• WHAT IS EXPECTED:
Each entry below must be repeated exactly, with pictures left out.
»»
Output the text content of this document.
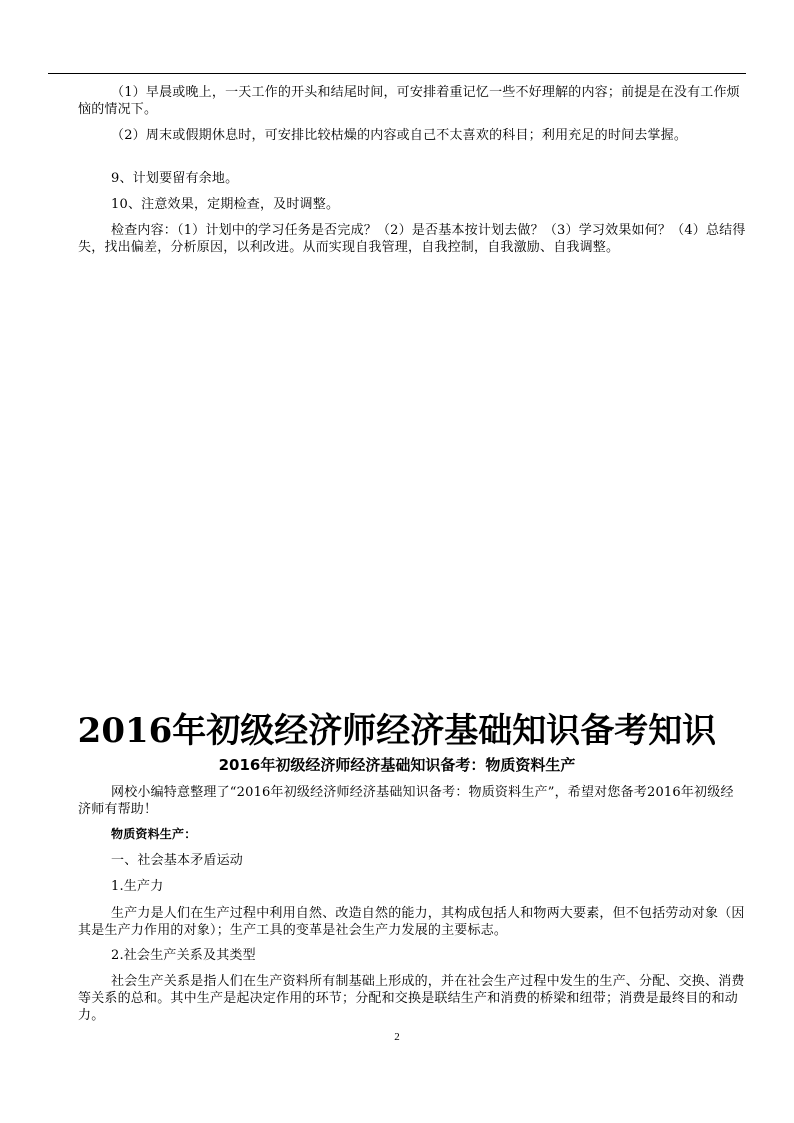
（1）早晨或晚上，一天工作的开头和结尾时间，可安排着重记忆一些不好理解的内容；前提是在没有工作烦恼的情况下。

（2）周末或假期休息时，可安排比较枯燥的内容或自己不太喜欢的科目；利用充足的时间去掌握。

9、计划要留有余地。

10、注意效果，定期检查，及时调整。

检查内容：（1）计划中的学习任务是否完成？（2）是否基本按计划去做？（3）学习效果如何？（4）总结得失，找出偏差，分析原因，以利改进。从而实现自我管理，自我控制，自我激励、自我调整。

2016年初级经济师经济基础知识备考知识
2016年初级经济师经济基础知识备考：物质资料生产

网校小编特意整理了“2016年初级经济师经济基础知识备考：物质资料生产”，希望对您备考2016年初级经济师有帮助！

物质资料生产：

一、社会基本矛盾运动

1.生产力

生产力是人们在生产过程中利用自然、改造自然的能力，其构成包括人和物两大要素，但不包括劳动对象（因其是生产力作用的对象）；生产工具的变革是社会生产力发展的主要标志。

2.社会生产关系及其类型

社会生产关系是指人们在生产资料所有制基础上形成的，并在社会生产过程中发生的生产、分配、交换、消费等关系的总和。其中生产是起决定作用的环节；分配和交换是联结生产和消费的桥梁和纽带；消费是最终目的和动力。

2
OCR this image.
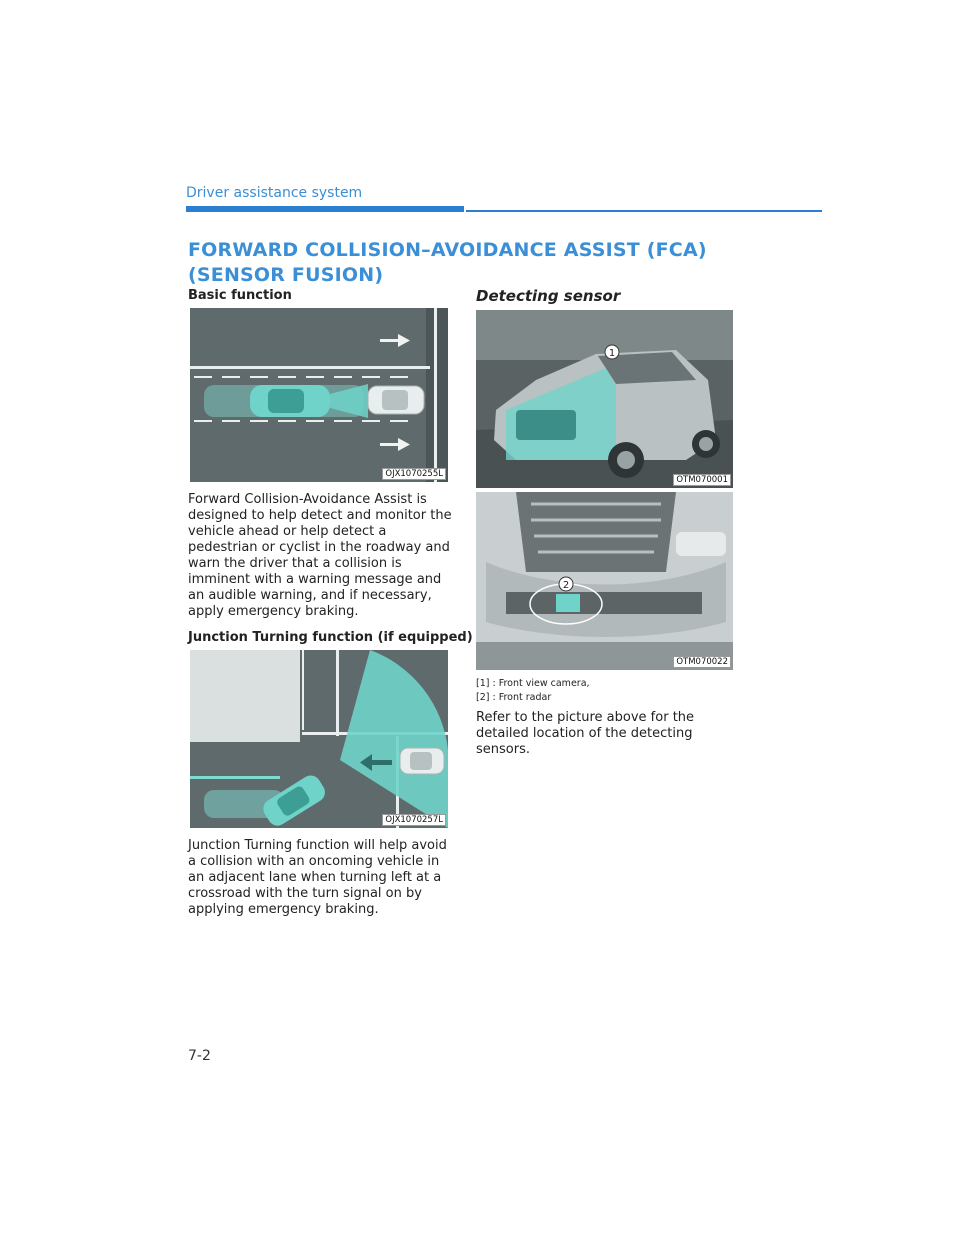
Driver assistance system
FORWARD COLLISION–AVOIDANCE ASSIST (FCA) (SENSOR FUSION)
Basic function
OJX1070255L
Forward Collision-Avoidance Assist is designed to help detect and monitor the vehicle ahead or help detect a pedestrian or cyclist in the roadway and warn the driver that a collision is imminent with a warning message and an audible warning, and if necessary, apply emergency braking.
Junction Turning function (if equipped)
OJX1070257L
Junction Turning function will help avoid a collision with an oncoming vehicle in an adjacent lane when turning left at a crossroad with the turn signal on by applying emergency braking.
Detecting sensor
1
OTM070001
2
OTM070022
[1] : Front view camera,
[2] : Front radar
Refer to the picture above for the detailed location of the detecting sensors.
7-2
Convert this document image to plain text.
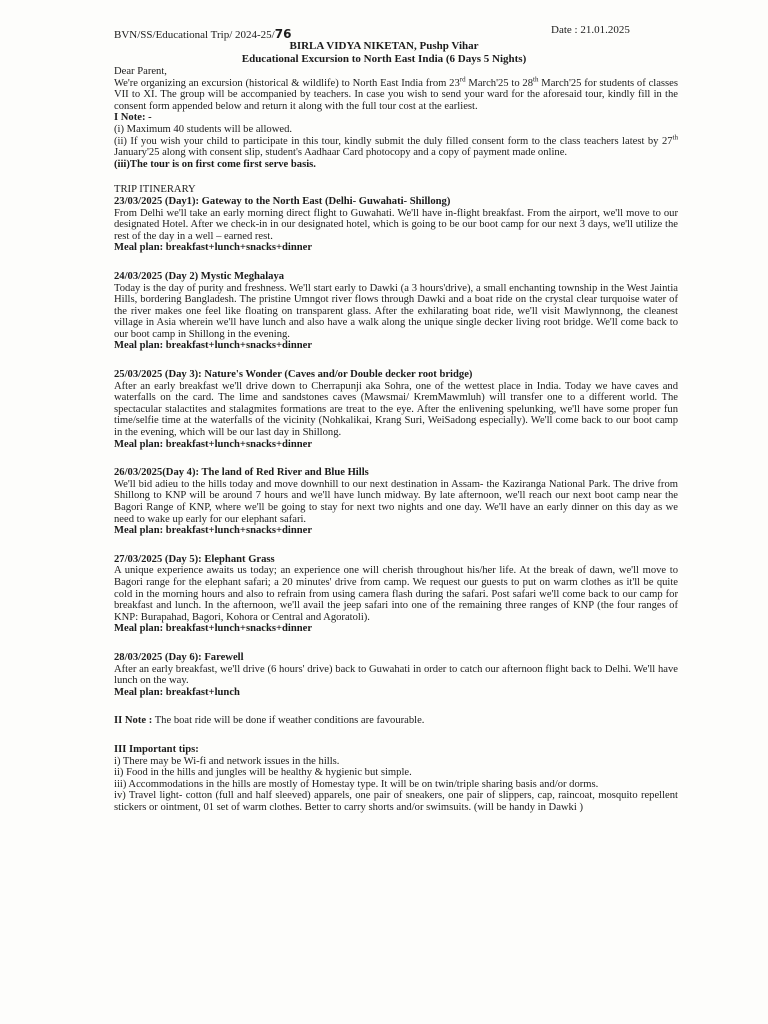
BVN/SS/Educational Trip/ 2024-25/76	Date : 21.01.2025
BIRLA VIDYA NIKETAN, Pushp Vihar
Educational Excursion to North East India (6 Days 5 Nights)

Dear Parent,

We're organizing an excursion (historical & wildlife) to North East India from 23rd March'25 to 28th March'25 for students of classes VII to XI. The group will be accompanied by teachers. In case you wish to send your ward for the aforesaid tour, kindly fill in the consent form appended below and return it along with the full tour cost at the earliest.

I Note: -

(i) Maximum 40 students will be allowed.

(ii) If you wish your child to participate in this tour, kindly submit the duly filled consent form to the class teachers latest by 27th January'25 along with consent slip, student's Aadhaar Card photocopy and a copy of payment made online.

(iii)The tour is on first come first serve basis.

TRIP ITINERARY

23/03/2025 (Day1): Gateway to the North East (Delhi- Guwahati- Shillong)

From Delhi we'll take an early morning direct flight to Guwahati. We'll have in-flight breakfast. From the airport, we'll move to our designated Hotel. After we check-in in our designated hotel, which is going to be our boot camp for our next 3 days, we'll utilize the rest of the day in a well – earned rest.

Meal plan: breakfast+lunch+snacks+dinner

24/03/2025 (Day 2) Mystic Meghalaya

Today is the day of purity and freshness. We'll start early to Dawki (a 3 hours'drive), a small enchanting township in the West Jaintia Hills, bordering Bangladesh. The pristine Umngot river flows through Dawki and a boat ride on the crystal clear turquoise water of the river makes one feel like floating on transparent glass. After the exhilarating boat ride, we'll visit Mawlynnong, the cleanest village in Asia wherein we'll have lunch and also have a walk along the unique single decker living root bridge. We'll come back to our boot camp in Shillong in the evening.

Meal plan: breakfast+lunch+snacks+dinner

25/03/2025 (Day 3): Nature's Wonder (Caves and/or Double decker root bridge)

After an early breakfast we'll drive down to Cherrapunji aka Sohra, one of the wettest place in India. Today we have caves and waterfalls on the card. The lime and sandstones caves (Mawsmai/ KremMawmluh) will transfer one to a different world. The spectacular stalactites and stalagmites formations are treat to the eye. After the enlivening spelunking, we'll have some proper fun time/selfie time at the waterfalls of the vicinity (Nohkalikai, Krang Suri, WeiSadong especially). We'll come back to our boot camp in the evening, which will be our last day in Shillong.

Meal plan: breakfast+lunch+snacks+dinner

26/03/2025(Day 4): The land of Red River and Blue Hills

We'll bid adieu to the hills today and move downhill to our next destination in Assam- the Kaziranga National Park. The drive from Shillong to KNP will be around 7 hours and we'll have lunch midway. By late afternoon, we'll reach our next boot camp near the Bagori Range of KNP, where we'll be going to stay for next two nights and one day. We'll have an early dinner on this day as we need to wake up early for our elephant safari.

Meal plan: breakfast+lunch+snacks+dinner

27/03/2025 (Day 5): Elephant Grass

A unique experience awaits us today; an experience one will cherish throughout his/her life. At the break of dawn, we'll move to Bagori range for the elephant safari; a 20 minutes' drive from camp. We request our guests to put on warm clothes as it'll be quite cold in the morning hours and also to refrain from using camera flash during the safari. Post safari we'll come back to our camp for breakfast and lunch. In the afternoon, we'll avail the jeep safari into one of the remaining three ranges of KNP (the four ranges of KNP: Burapahad, Bagori, Kohora or Central and Agoratoli).

Meal plan: breakfast+lunch+snacks+dinner

28/03/2025 (Day 6): Farewell

After an early breakfast, we'll drive (6 hours' drive) back to Guwahati in order to catch our afternoon flight back to Delhi. We'll have lunch on the way.

Meal plan: breakfast+lunch

II Note : The boat ride will be done if weather conditions are favourable.

III Important tips:

i) There may be Wi-fi and network issues in the hills.

ii) Food in the hills and jungles will be healthy & hygienic but simple.

iii) Accommodations in the hills are mostly of Homestay type. It will be on twin/triple sharing basis and/or dorms.

iv) Travel light- cotton (full and half sleeved) apparels, one pair of sneakers, one pair of slippers, cap, raincoat, mosquito repellent stickers or ointment, 01 set of warm clothes. Better to carry shorts and/or swimsuits. (will be handy in Dawki )
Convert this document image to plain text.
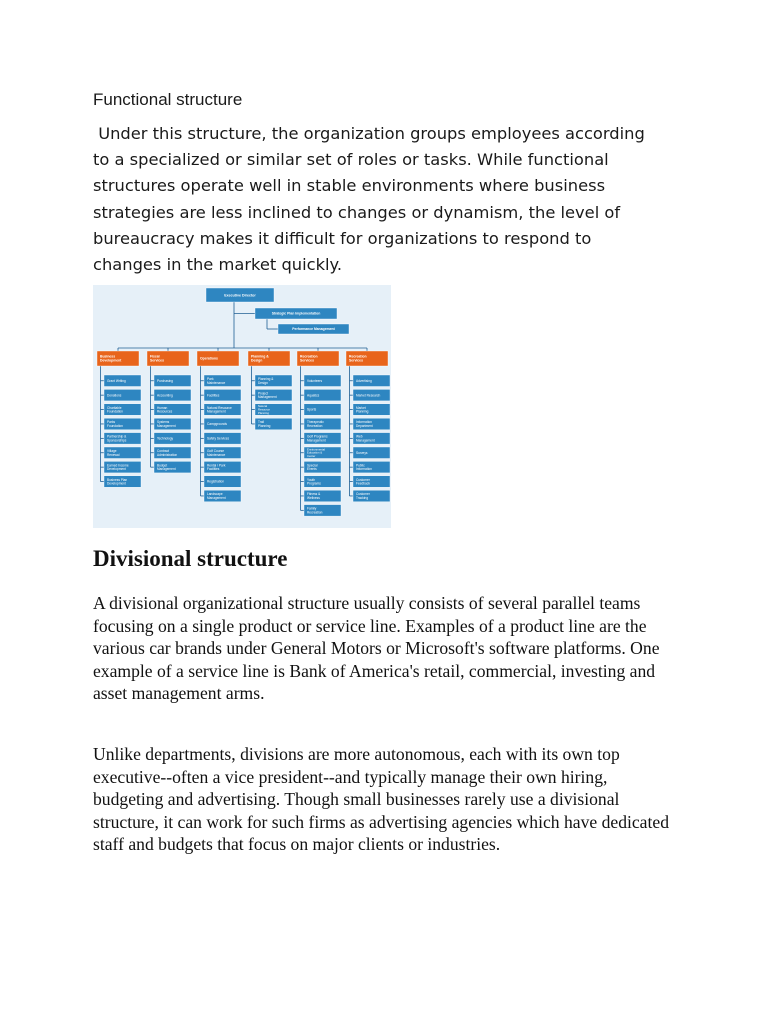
Functional structure

Under this structure, the organization groups employees according
to a specialized or similar set of roles or tasks. While functional
structures operate well in stable environments where business
strategies are less inclined to changes or dynamism, the level of
bureaucracy makes it difficult for organizations to respond to
changes in the market quickly.

Executive Director
Strategic Plan Implementation
Performance Management
Business
Development
Grant Writing
Donations
Charitable
Foundation
Parks
Foundation
Partnership &
Sponsorships
Village
Renewal
Earned Income
Development
Business Plan
Development
Fiscal
Services
Purchasing
Accounting
Human
Resources
Systems
Management
Technology
Contract
Administration
Budget
Management
Operations
Park
Maintenance
Facilities
Natural Resource
Management
Campgrounds
Safety Services
Golf Course
Maintenance
Rental / Park
Facilities
Registration
Landscape
Management
Planning &
Design
Planning &
Design
Project
Management
Natural
Resource
Planning
Trail
Planning
Recreation
Services
Volunteers
Aquatics
Sports
Therapeutic
Recreation
Golf Programs
Management
Environmental
Education &
Center
Special
Events
Youth
Programs
Fitness &
Wellness
Family
Recreation
Recreation
Services
Advertising
Market Research
Market
Planning
Information
Department
Web
Management
Surveys
Public
Information
Customer
Feedback
Customer
Tracking
Divisional structure

A divisional organizational structure usually consists of several parallel teams focusing on a single product or service line. Examples of a product line are the various car brands under General Motors or Microsoft's software platforms. One example of a service line is Bank of America's retail, commercial, investing and asset management arms.

Unlike departments, divisions are more autonomous, each with its own top executive--often a vice president--and typically manage their own hiring, budgeting and advertising. Though small businesses rarely use a divisional structure, it can work for such firms as advertising agencies which have dedicated staff and budgets that focus on major clients or industries.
««
• TASK OUTPUT:
Output the text content of this document.
（1）早晨或晚上，一天工作的开头和结尾时间，可安排着重记忆一些不好理解的内容；前提是在没有工作烦恼的情况下。

（2）周末或假期休息时，可安排比较枯燥的内容或自己不太喜欢的科目；利用充足的时间去掌握。

9、计划要留有余地。

10、注意效果，定期检查，及时调整。

检查内容：（1）计划中的学习任务是否完成？（2）是否基本按计划去做？（3）学习效果如何？（4）总结得失，找出偏差，分析原因，以利改进。从而实现自我管理，自我控制，自我激励、自我调整。

2016年初级经济师经济基础知识备考知识
2016年初级经济师经济基础知识备考：物质资料生产

网校小编特意整理了“2016年初级经济师经济基础知识备考：物质资料生产”，希望对您备考2016年初级经济师有帮助！

物质资料生产：

一、社会基本矛盾运动

1.生产力

生产力是人们在生产过程中利用自然、改造自然的能力，其构成包括人和物两大要素，但不包括劳动对象（因其是生产力作用的对象）；生产工具的变革是社会生产力发展的主要标志。

2.社会生产关系及其类型

社会生产关系是指人们在生产资料所有制基础上形成的，并在社会生产过程中发生的生产、分配、交换、消费等关系的总和。其中生产是起决定作用的环节；分配和交换是联结生产和消费的桥梁和纽带；消费是最终目的和动力。

2
OCR this image.
Driver assistance system
FORWARD COLLISION–AVOIDANCE ASSIST (FCA) (SENSOR FUSION)
Basic function
OJX1070255L
Forward Collision-Avoidance Assist is designed to help detect and monitor the vehicle ahead or help detect a pedestrian or cyclist in the roadway and warn the driver that a collision is imminent with a warning message and an audible warning, and if necessary, apply emergency braking.
Junction Turning function (if equipped)
OJX1070257L
Junction Turning function will help avoid a collision with an oncoming vehicle in an adjacent lane when turning left at a crossroad with the turn signal on by applying emergency braking.
Detecting sensor
1
OTM070001
2
OTM070022
[1] : Front view camera,
[2] : Front radar
Refer to the picture above for the detailed location of the detecting sensors.
7-2
Convert this document image to plain text.
BVN/SS/Educational Trip/ 2024-25/76	Date : 21.01.2025
BIRLA VIDYA NIKETAN, Pushp Vihar
Educational Excursion to North East India (6 Days 5 Nights)

Dear Parent,

We're organizing an excursion (historical & wildlife) to North East India from 23rd March'25 to 28th March'25 for students of classes VII to XI. The group will be accompanied by teachers. In case you wish to send your ward for the aforesaid tour, kindly fill in the consent form appended below and return it along with the full tour cost at the earliest.

I Note: -

(i) Maximum 40 students will be allowed.

(ii) If you wish your child to participate in this tour, kindly submit the duly filled consent form to the class teachers latest by 27th January'25 along with consent slip, student's Aadhaar Card photocopy and a copy of payment made online.

(iii)The tour is on first come first serve basis.

TRIP ITINERARY

23/03/2025 (Day1): Gateway to the North East (Delhi- Guwahati- Shillong)

From Delhi we'll take an early morning direct flight to Guwahati. We'll have in-flight breakfast. From the airport, we'll move to our designated Hotel. After we check-in in our designated hotel, which is going to be our boot camp for our next 3 days, we'll utilize the rest of the day in a well – earned rest.

Meal plan: breakfast+lunch+snacks+dinner

24/03/2025 (Day 2) Mystic Meghalaya

Today is the day of purity and freshness. We'll start early to Dawki (a 3 hours'drive), a small enchanting township in the West Jaintia Hills, bordering Bangladesh. The pristine Umngot river flows through Dawki and a boat ride on the crystal clear turquoise water of the river makes one feel like floating on transparent glass. After the exhilarating boat ride, we'll visit Mawlynnong, the cleanest village in Asia wherein we'll have lunch and also have a walk along the unique single decker living root bridge. We'll come back to our boot camp in Shillong in the evening.

Meal plan: breakfast+lunch+snacks+dinner

25/03/2025 (Day 3): Nature's Wonder (Caves and/or Double decker root bridge)

After an early breakfast we'll drive down to Cherrapunji aka Sohra, one of the wettest place in India. Today we have caves and waterfalls on the card. The lime and sandstones caves (Mawsmai/ KremMawmluh) will transfer one to a different world. The spectacular stalactites and stalagmites formations are treat to the eye. After the enlivening spelunking, we'll have some proper fun time/selfie time at the waterfalls of the vicinity (Nohkalikai, Krang Suri, WeiSadong especially). We'll come back to our boot camp in the evening, which will be our last day in Shillong.

Meal plan: breakfast+lunch+snacks+dinner

26/03/2025(Day 4): The land of Red River and Blue Hills

We'll bid adieu to the hills today and move downhill to our next destination in Assam- the Kaziranga National Park. The drive from Shillong to KNP will be around 7 hours and we'll have lunch midway. By late afternoon, we'll reach our next boot camp near the Bagori Range of KNP, where we'll be going to stay for next two nights and one day. We'll have an early dinner on this day as we need to wake up early for our elephant safari.

Meal plan: breakfast+lunch+snacks+dinner

27/03/2025 (Day 5): Elephant Grass

A unique experience awaits us today; an experience one will cherish throughout his/her life. At the break of dawn, we'll move to Bagori range for the elephant safari; a 20 minutes' drive from camp. We request our guests to put on warm clothes as it'll be quite cold in the morning hours and also to refrain from using camera flash during the safari. Post safari we'll come back to our camp for breakfast and lunch. In the afternoon, we'll avail the jeep safari into one of the remaining three ranges of KNP (the four ranges of KNP: Burapahad, Bagori, Kohora or Central and Agoratoli).

Meal plan: breakfast+lunch+snacks+dinner

28/03/2025 (Day 6): Farewell

After an early breakfast, we'll drive (6 hours' drive) back to Guwahati in order to catch our afternoon flight back to Delhi. We'll have lunch on the way.

Meal plan: breakfast+lunch

II Note : The boat ride will be done if weather conditions are favourable.

III Important tips:

i) There may be Wi-fi and network issues in the hills.

ii) Food in the hills and jungles will be healthy & hygienic but simple.

iii) Accommodations in the hills are mostly of Homestay type. It will be on twin/triple sharing basis and/or dorms.

iv) Travel light- cotton (full and half sleeved) apparels, one pair of sneakers, one pair of slippers, cap, raincoat, mosquito repellent stickers or ointment, 01 set of warm clothes. Better to carry shorts and/or swimsuits. (will be handy in Dawki )
Convert this document image to plain text.
Functional structure

Under this structure, the organization groups employees according
to a specialized or similar set of roles or tasks. While functional
structures operate well in stable environments where business
strategies are less inclined to changes or dynamism, the level of
bureaucracy makes it difficult for organizations to respond to
changes in the market quickly.

Executive Director
Strategic Plan Implementation
Performance Management
Business
Development
Grant Writing
Donations
Charitable
Foundation
Parks
Foundation
Partnership &
Sponsorships
Village
Renewal
Earned Income
Development
Business Plan
Development
Fiscal
Services
Purchasing
Accounting
Human
Resources
Systems
Management
Technology
Contract
Administration
Budget
Management
Operations
Park
Maintenance
Facilities
Natural Resource
Management
Campgrounds
Safety Services
Golf Course
Maintenance
Rental / Park
Facilities
Registration
Landscape
Management
Planning &
Design
Planning &
Design
Project
Management
Natural
Resource
Planning
Trail
Planning
Recreation
Services
Volunteers
Aquatics
Sports
Therapeutic
Recreation
Golf Programs
Management
Environmental
Education &
Center
Special
Events
Youth
Programs
Fitness &
Wellness
Family
Recreation
Recreation
Services
Advertising
Market Research
Market
Planning
Information
Department
Web
Management
Surveys
Public
Information
Customer
Feedback
Customer
Tracking
Divisional structure

A divisional organizational structure usually consists of several parallel teams focusing on a single product or service line. Examples of a product line are the various car brands under General Motors or Microsoft's software platforms. One example of a service line is Bank of America's retail, commercial, investing and asset management arms.

Unlike departments, divisions are more autonomous, each with its own top executive--often a vice president--and typically manage their own hiring, budgeting and advertising. Though small businesses rarely use a divisional structure, it can work for such firms as advertising agencies which have dedicated staff and budgets that focus on major clients or industries.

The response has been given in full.